Challenge
Return all lines that include the string "title".

[Records from a collection]
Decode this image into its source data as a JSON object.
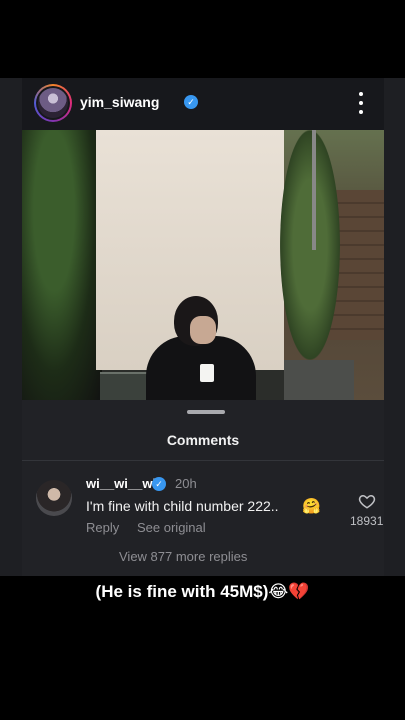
{
  "post": {
    "username": "yim_siwang",
    "verified_mark": "✓",
    "avatar_icon": "profile-avatar",
    "more_icon": "three-dots-vertical-icon"
  },
  "comments_sheet": {
    "title": "Comments",
    "comment": {
      "username": "wi__wi__wi",
      "verified_mark": "✓",
      "time": "20h",
      "text": "I'm fine with child number 222..",
      "emoji": "🤗",
      "reply_label": "Reply",
      "see_original_label": "See original",
      "like_count": "18931",
      "like_icon": "heart-outline-icon"
    },
    "view_more_label": "View 877 more replies"
  },
  "caption": "(He is fine with 45M$)😂💔"
}
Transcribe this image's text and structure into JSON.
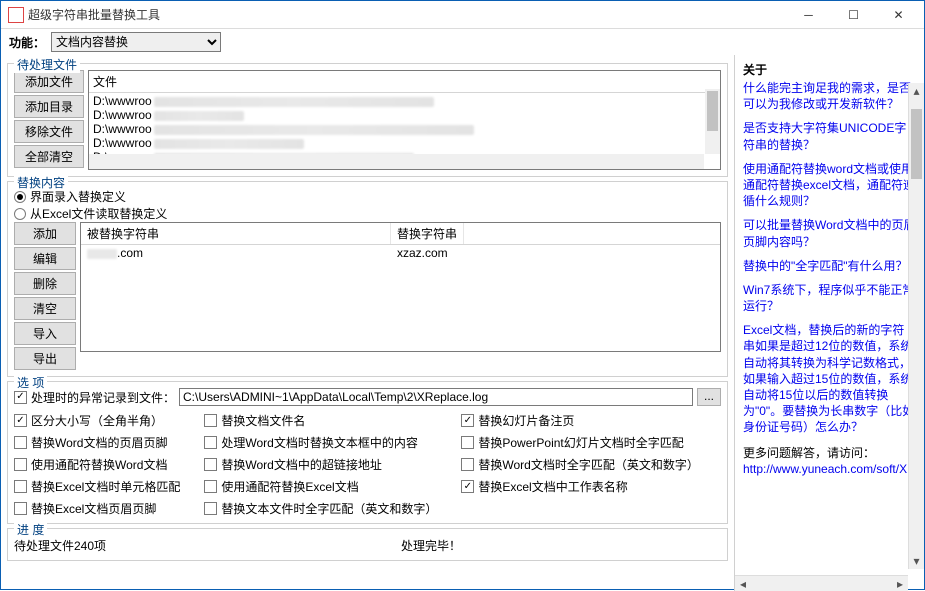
{
  "window": {
    "title": "超级字符串批量替换工具"
  },
  "func": {
    "label": "功能：",
    "selected": "文档内容替换"
  },
  "filesGroup": {
    "legend": "待处理文件",
    "addFile": "添加文件",
    "addDir": "添加目录",
    "removeFile": "移除文件",
    "clearAll": "全部清空",
    "colFile": "文件",
    "rows": [
      "D:\\wwwroo",
      "D:\\wwwroo",
      "D:\\wwwroo",
      "D:\\wwwroo",
      "D:\\wwwroo"
    ]
  },
  "replGroup": {
    "legend": "替换内容",
    "radioUI": "界面录入替换定义",
    "radioExcel": "从Excel文件读取替换定义",
    "add": "添加",
    "edit": "编辑",
    "del": "删除",
    "clear": "清空",
    "import": "导入",
    "export": "导出",
    "colFrom": "被替换字符串",
    "colTo": "替换字符串",
    "fromVal": ".com",
    "toVal": "xzaz.com"
  },
  "optGroup": {
    "legend": "选 项",
    "logChkLabel": "处理时的异常记录到文件：",
    "logPath": "C:\\Users\\ADMINI~1\\AppData\\Local\\Temp\\2\\XReplace.log",
    "col1": [
      {
        "label": "区分大小写（全角半角）",
        "on": true
      },
      {
        "label": "替换Word文档的页眉页脚",
        "on": false
      },
      {
        "label": "使用通配符替换Word文档",
        "on": false
      },
      {
        "label": "替换Excel文档时单元格匹配",
        "on": false
      },
      {
        "label": "替换Excel文档页眉页脚",
        "on": false
      }
    ],
    "col2": [
      {
        "label": "替换文档文件名",
        "on": false
      },
      {
        "label": "处理Word文档时替换文本框中的内容",
        "on": false
      },
      {
        "label": "替换Word文档中的超链接地址",
        "on": false
      },
      {
        "label": "使用通配符替换Excel文档",
        "on": false
      },
      {
        "label": "替换文本文件时全字匹配（英文和数字）",
        "on": false
      }
    ],
    "col3": [
      {
        "label": "替换幻灯片备注页",
        "on": true
      },
      {
        "label": "替换PowerPoint幻灯片文档时全字匹配",
        "on": false
      },
      {
        "label": "替换Word文档时全字匹配（英文和数字）",
        "on": false
      },
      {
        "label": "替换Excel文档中工作表名称",
        "on": true
      }
    ]
  },
  "progGroup": {
    "legend": "进 度",
    "pending": "待处理文件240项",
    "done": "处理完毕！"
  },
  "about": {
    "title": "关于",
    "links": [
      "什么能完主询足我的需求，是否可以为我修改或开发新软件？",
      "是否支持大字符集UNICODE字符串的替换？",
      "使用通配符替换word文档或使用通配符替换excel文档，通配符遵循什么规则？",
      "可以批量替换Word文档中的页眉页脚内容吗？",
      "替换中的\"全字匹配\"有什么用？",
      "Win7系统下，程序似乎不能正常运行？",
      "Excel文档，替换后的新的字符串如果是超过12位的数值，系统自动将其转换为科学记数格式，如果输入超过15位的数值，系统自动将15位以后的数值转换为\"0\"。要替换为长串数字（比如身份证号码）怎么办？"
    ],
    "moreText": "更多问题解答，请访问：",
    "moreUrl": "http://www.yuneach.com/soft/X"
  }
}
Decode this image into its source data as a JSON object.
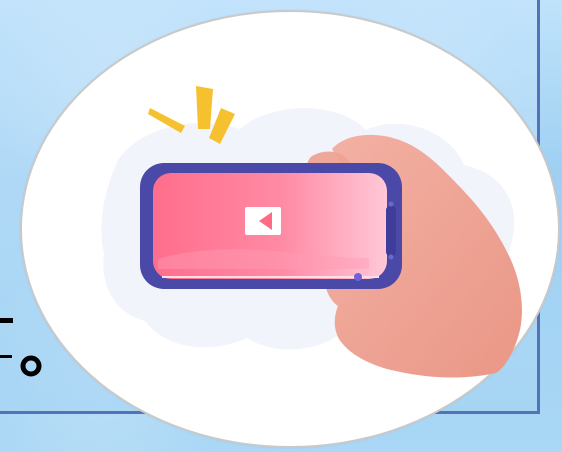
{
  "background": {
    "frame_color": "#5572b8"
  },
  "side_mark": {
    "label": "_o"
  },
  "illustration": {
    "phone_color": "#4b49a7",
    "screen_start": "#ff7d92",
    "screen_end": "#ffc0d3",
    "hand_color": "#efa79b",
    "spark_color": "#f5c12f",
    "icon": "video-play-icon"
  }
}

Exercise output
    "title": "Comments",
    "title": "超级字符串批量替换工具"
    "title": "关于",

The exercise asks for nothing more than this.